Output, please, every line from the line that holds "OCR this image." to the end, exactly as written.

Exercise data:
__________________________________________________

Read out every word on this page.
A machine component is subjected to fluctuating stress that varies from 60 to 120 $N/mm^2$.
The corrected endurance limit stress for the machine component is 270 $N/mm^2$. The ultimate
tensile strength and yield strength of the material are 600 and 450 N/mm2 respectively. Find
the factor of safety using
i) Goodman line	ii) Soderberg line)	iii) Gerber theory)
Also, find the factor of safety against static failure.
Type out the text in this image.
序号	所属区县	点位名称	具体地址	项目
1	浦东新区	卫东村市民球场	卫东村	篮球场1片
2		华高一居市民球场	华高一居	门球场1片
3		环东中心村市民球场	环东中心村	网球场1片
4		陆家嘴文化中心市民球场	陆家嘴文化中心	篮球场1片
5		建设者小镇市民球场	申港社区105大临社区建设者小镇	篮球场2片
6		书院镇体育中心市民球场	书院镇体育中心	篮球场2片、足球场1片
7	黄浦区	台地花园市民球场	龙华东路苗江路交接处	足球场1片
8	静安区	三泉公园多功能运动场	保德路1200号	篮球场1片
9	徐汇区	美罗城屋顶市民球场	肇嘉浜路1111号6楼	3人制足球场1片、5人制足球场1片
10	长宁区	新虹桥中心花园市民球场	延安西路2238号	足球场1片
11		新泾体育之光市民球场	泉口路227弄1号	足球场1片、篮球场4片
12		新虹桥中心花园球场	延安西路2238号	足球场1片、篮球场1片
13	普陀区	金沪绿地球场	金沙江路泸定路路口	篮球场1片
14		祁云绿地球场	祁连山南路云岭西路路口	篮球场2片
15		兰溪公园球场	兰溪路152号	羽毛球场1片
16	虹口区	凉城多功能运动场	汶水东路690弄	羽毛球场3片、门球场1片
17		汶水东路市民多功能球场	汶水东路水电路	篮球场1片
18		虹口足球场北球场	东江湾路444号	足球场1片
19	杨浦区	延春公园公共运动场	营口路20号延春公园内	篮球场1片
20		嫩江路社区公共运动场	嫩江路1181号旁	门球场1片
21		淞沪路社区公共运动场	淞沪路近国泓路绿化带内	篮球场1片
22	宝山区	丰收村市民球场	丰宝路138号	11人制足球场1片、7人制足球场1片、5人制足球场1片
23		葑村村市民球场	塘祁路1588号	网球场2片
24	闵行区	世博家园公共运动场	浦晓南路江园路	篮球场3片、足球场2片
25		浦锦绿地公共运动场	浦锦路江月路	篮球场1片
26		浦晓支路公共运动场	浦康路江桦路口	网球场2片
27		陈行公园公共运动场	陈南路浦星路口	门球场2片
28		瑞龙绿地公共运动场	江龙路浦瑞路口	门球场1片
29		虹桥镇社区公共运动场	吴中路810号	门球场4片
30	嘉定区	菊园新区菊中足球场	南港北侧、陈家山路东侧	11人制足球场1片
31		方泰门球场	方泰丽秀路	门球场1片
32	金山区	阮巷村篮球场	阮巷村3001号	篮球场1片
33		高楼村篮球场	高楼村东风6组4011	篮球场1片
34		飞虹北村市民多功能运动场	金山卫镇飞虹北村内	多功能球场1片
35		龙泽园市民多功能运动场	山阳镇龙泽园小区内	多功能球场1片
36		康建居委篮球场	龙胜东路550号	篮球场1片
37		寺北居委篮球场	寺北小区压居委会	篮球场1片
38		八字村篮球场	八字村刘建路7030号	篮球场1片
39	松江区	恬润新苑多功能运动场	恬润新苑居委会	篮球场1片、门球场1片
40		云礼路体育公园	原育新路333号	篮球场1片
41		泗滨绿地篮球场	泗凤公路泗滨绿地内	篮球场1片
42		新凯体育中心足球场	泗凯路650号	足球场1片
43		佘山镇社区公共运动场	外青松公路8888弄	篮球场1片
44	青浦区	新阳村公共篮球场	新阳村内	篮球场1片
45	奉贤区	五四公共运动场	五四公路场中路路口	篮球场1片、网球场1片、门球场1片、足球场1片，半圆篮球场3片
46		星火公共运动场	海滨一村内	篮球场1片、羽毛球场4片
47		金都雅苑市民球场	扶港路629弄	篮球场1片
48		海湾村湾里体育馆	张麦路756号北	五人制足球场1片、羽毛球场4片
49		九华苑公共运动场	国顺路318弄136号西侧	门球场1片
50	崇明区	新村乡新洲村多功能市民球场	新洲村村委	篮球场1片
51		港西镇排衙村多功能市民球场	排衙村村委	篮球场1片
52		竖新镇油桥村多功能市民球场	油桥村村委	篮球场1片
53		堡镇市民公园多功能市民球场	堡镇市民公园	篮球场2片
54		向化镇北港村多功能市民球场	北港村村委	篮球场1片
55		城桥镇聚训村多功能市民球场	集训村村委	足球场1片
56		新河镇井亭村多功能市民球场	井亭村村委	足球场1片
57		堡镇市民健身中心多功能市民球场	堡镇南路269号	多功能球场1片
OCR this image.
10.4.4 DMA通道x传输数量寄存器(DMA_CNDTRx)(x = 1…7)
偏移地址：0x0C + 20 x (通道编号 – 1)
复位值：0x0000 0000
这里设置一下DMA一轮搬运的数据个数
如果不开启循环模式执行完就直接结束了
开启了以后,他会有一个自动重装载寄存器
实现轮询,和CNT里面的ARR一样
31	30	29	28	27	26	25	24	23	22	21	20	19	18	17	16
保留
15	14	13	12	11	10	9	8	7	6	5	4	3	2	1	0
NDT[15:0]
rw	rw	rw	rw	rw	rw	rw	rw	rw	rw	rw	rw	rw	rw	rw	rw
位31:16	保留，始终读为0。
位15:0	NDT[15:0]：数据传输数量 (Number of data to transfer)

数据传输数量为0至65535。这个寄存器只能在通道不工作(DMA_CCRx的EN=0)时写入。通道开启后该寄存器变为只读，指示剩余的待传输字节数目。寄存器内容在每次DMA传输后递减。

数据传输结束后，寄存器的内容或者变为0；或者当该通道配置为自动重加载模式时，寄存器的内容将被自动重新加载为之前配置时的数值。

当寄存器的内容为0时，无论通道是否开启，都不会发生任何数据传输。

__________________________________________________

Expected answer:
OCR this image.
10.4.4 DMA通道x传输数量寄存器(DMA_CNDTRx)(x = 1…7)
偏移地址：0x0C + 20 x (通道编号 – 1)
复位值：0x0000 0000
这里设置一下DMA一轮搬运的数据个数
如果不开启循环模式执行完就直接结束了
开启了以后,他会有一个自动重装载寄存器
实现轮询,和CNT里面的ARR一样
31	30	29	28	27	26	25	24	23	22	21	20	19	18	17	16
保留
15	14	13	12	11	10	9	8	7	6	5	4	3	2	1	0
NDT[15:0]
rw	rw	rw	rw	rw	rw	rw	rw	rw	rw	rw	rw	rw	rw	rw	rw
位31:16	保留，始终读为0。
位15:0	NDT[15:0]：数据传输数量 (Number of data to transfer)

数据传输数量为0至65535。这个寄存器只能在通道不工作(DMA_CCRx的EN=0)时写入。通道开启后该寄存器变为只读，指示剩余的待传输字节数目。寄存器内容在每次DMA传输后递减。

数据传输结束后，寄存器的内容或者变为0；或者当该通道配置为自动重加载模式时，寄存器的内容将被自动重新加载为之前配置时的数值。

当寄存器的内容为0时，无论通道是否开启，都不会发生任何数据传输。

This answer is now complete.